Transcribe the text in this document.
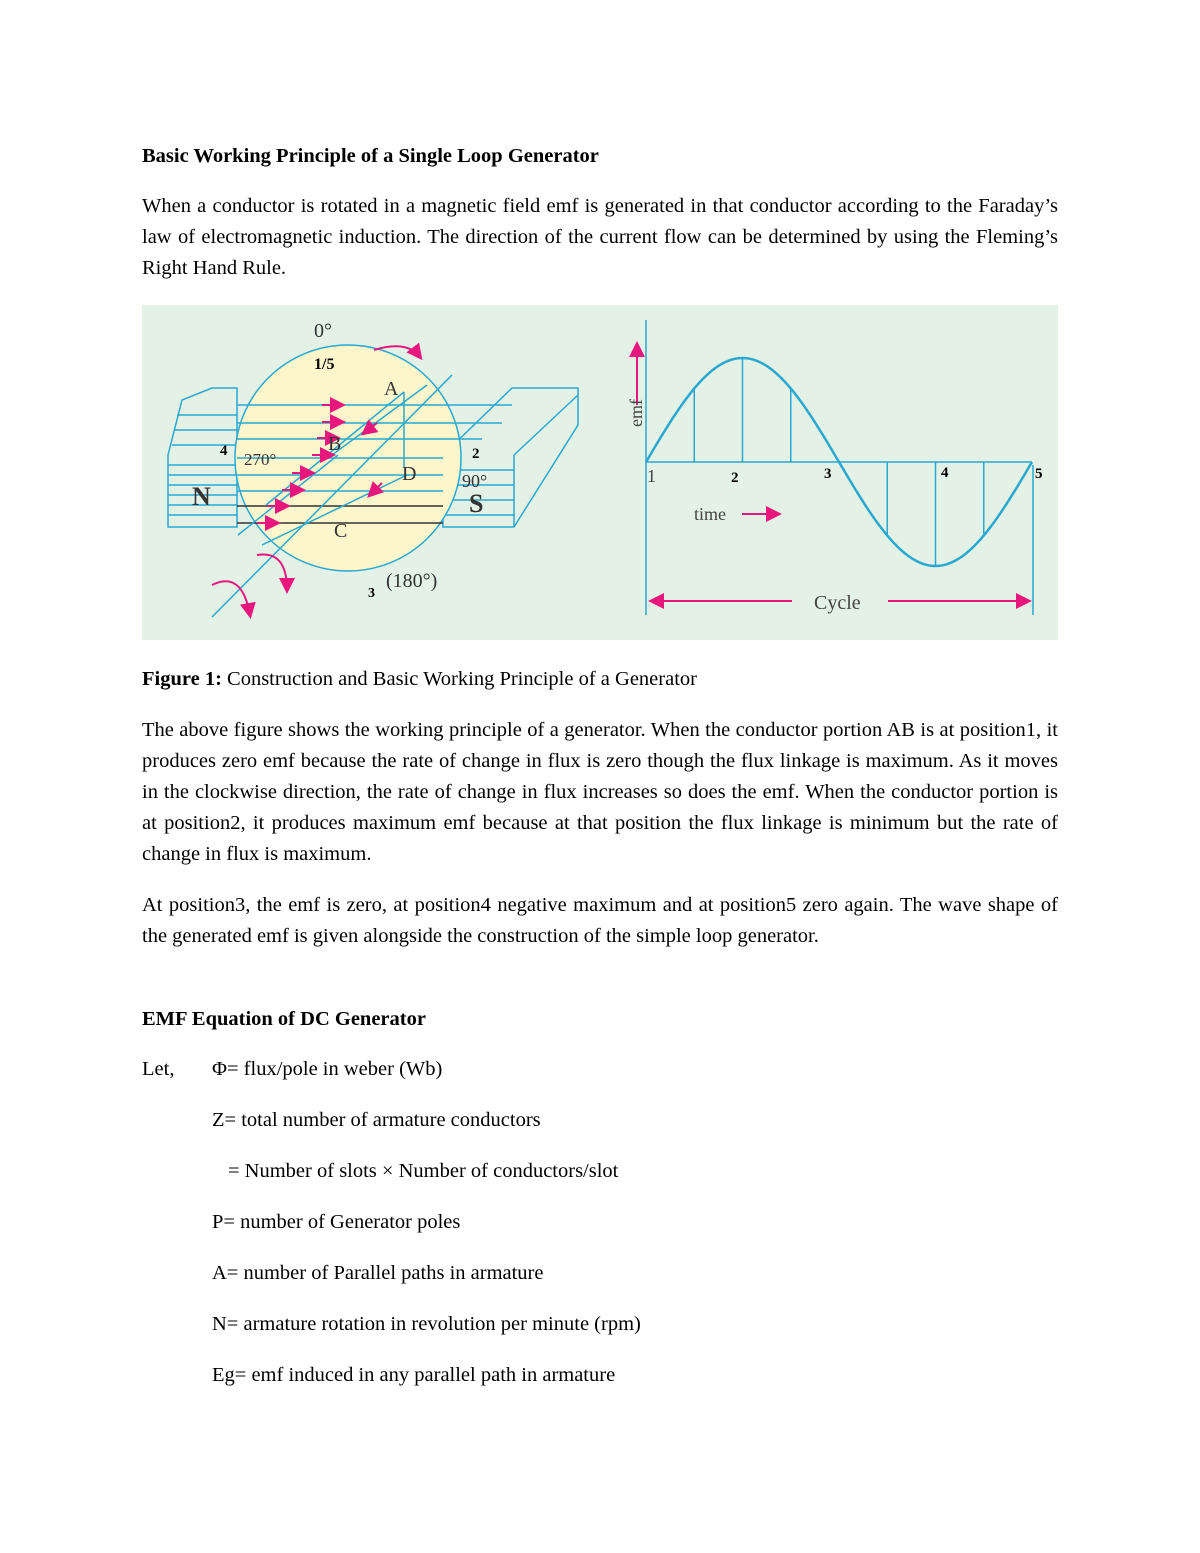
Basic Working Principle of a Single Loop Generator

When a conductor is rotated in a magnetic field emf is generated in that conductor according to the Faraday’s law of electromagnetic induction. The direction of the current flow can be determined by using the Fleming’s Right Hand Rule.

0°
1/5
A
B
C
D
4 270°	2
90°
N	S
3
(180°)
emf
time
Cycle
1	2	3	4	5

Figure 1: Construction and Basic Working Principle of a Generator

The above figure shows the working principle of a generator. When the conductor portion AB is at position1, it produces zero emf because the rate of change in flux is zero though the flux linkage is maximum. As it moves in the clockwise direction, the rate of change in flux increases so does the emf. When the conductor portion is at position2, it produces maximum emf because at that position the flux linkage is minimum but the rate of change in flux is maximum.

At position3, the emf is zero, at position4 negative maximum and at position5 zero again. The wave shape of the generated emf is given alongside the construction of the simple loop generator.

EMF Equation of DC Generator
Let,	Φ= flux/pole in weber (Wb)
Z= total number of armature conductors
= Number of slots × Number of conductors/slot
P= number of Generator poles
A= number of Parallel paths in armature
N= armature rotation in revolution per minute (rpm)
Eg= emf induced in any parallel path in armature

________

Request
From the entries above, output every line exactly and omit any image.

Output of the task
Transcribe the text in this document.
Basic Working Principle of a Single Loop Generator

When a conductor is rotated in a magnetic field emf is generated in that conductor according to the Faraday’s law of electromagnetic induction. The direction of the current flow can be determined by using the Fleming’s Right Hand Rule.

0°
1/5
A
B
C
D
4 270°	2
90°
N	S
3
(180°)
emf
time
Cycle
1	2	3	4	5

Figure 1: Construction and Basic Working Principle of a Generator

The above figure shows the working principle of a generator. When the conductor portion AB is at position1, it produces zero emf because the rate of change in flux is zero though the flux linkage is maximum. As it moves in the clockwise direction, the rate of change in flux increases so does the emf. When the conductor portion is at position2, it produces maximum emf because at that position the flux linkage is minimum but the rate of change in flux is maximum.

At position3, the emf is zero, at position4 negative maximum and at position5 zero again. The wave shape of the generated emf is given alongside the construction of the simple loop generator.

EMF Equation of DC Generator
Let,	Φ= flux/pole in weber (Wb)
Z= total number of armature conductors
= Number of slots × Number of conductors/slot
P= number of Generator poles
A= number of Parallel paths in armature
N= armature rotation in revolution per minute (rpm)
Eg= emf induced in any parallel path in armature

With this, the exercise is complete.